Go through the entries below and collect each line with the string "Bûches" in it.

[Excerpted records start]

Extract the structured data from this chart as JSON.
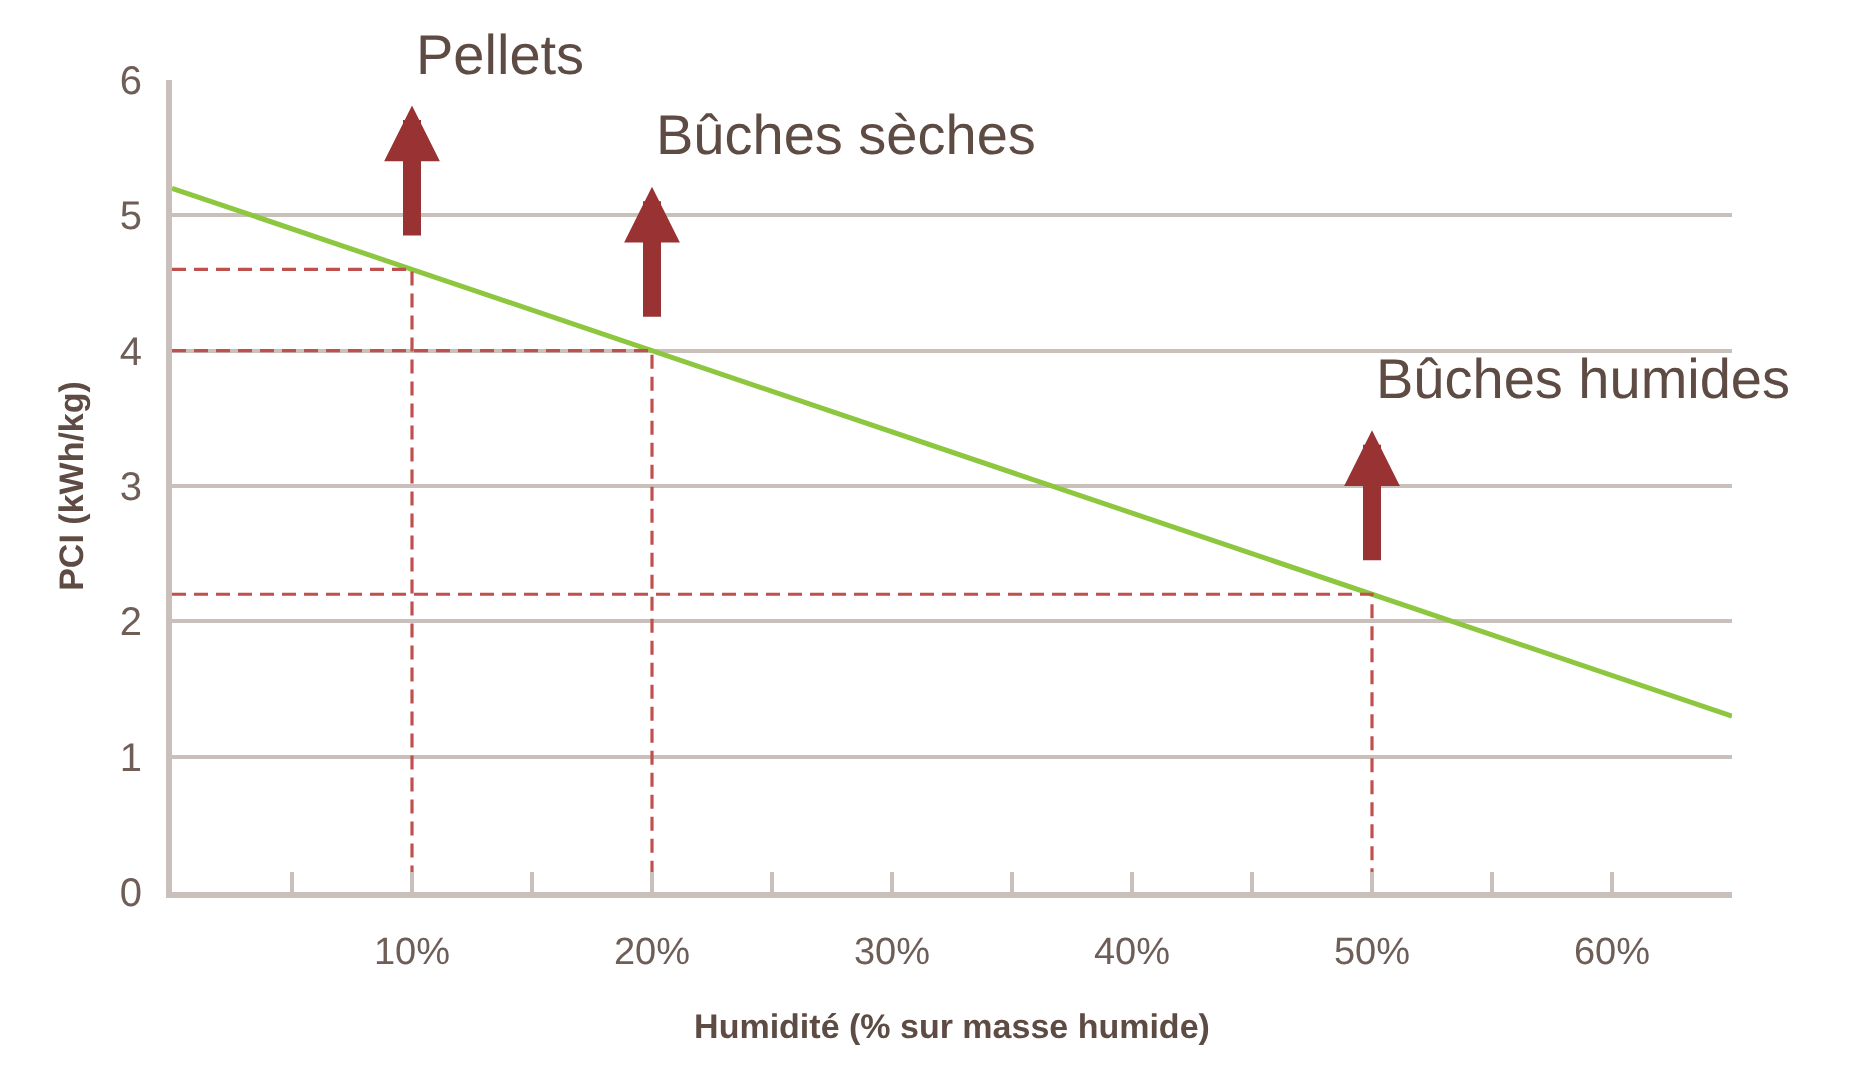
{
  "chart_data": {
    "type": "line",
    "xlabel": "Humidité (% sur masse humide)",
    "ylabel": "PCI (kWh/kg)",
    "xlim": [
      0,
      65
    ],
    "xticks": [
      {
        "value": 5,
        "label": null
      },
      {
        "value": 10,
        "label": "10%"
      },
      {
        "value": 15,
        "label": null
      },
      {
        "value": 20,
        "label": "20%"
      },
      {
        "value": 25,
        "label": null
      },
      {
        "value": 30,
        "label": "30%"
      },
      {
        "value": 35,
        "label": null
      },
      {
        "value": 40,
        "label": "40%"
      },
      {
        "value": 45,
        "label": null
      },
      {
        "value": 50,
        "label": "50%"
      },
      {
        "value": 55,
        "label": null
      },
      {
        "value": 60,
        "label": "60%"
      }
    ],
    "ylim": [
      0,
      6
    ],
    "yticks": [
      0,
      1,
      2,
      3,
      4,
      5,
      6
    ],
    "grid": "y",
    "series": [
      {
        "color": "#8dc63f",
        "x": [
          0,
          65
        ],
        "values": [
          5.2,
          1.3
        ]
      },
      {
        "color": "#c0504d",
        "line_style": "dashed",
        "x": [
          0,
          10,
          10
        ],
        "values": [
          4.6,
          4.6,
          0
        ]
      },
      {
        "color": "#c0504d",
        "line_style": "dashed",
        "x": [
          0,
          20,
          20
        ],
        "values": [
          4.0,
          4.0,
          0
        ]
      },
      {
        "color": "#c0504d",
        "line_style": "dashed",
        "x": [
          0,
          50,
          50
        ],
        "values": [
          2.2,
          2.2,
          0
        ]
      }
    ],
    "annotations": [
      {
        "text": "Pellets",
        "x": 10,
        "y": 4.6
      },
      {
        "text": "Bûches sèches",
        "x": 20,
        "y": 4.0
      },
      {
        "text": "Bûches humides",
        "x": 50,
        "y": 2.2
      }
    ]
  }
}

[Excerpted records end]

Reply →
        "text": "Bûches sèches",
        "text": "Bûches humides",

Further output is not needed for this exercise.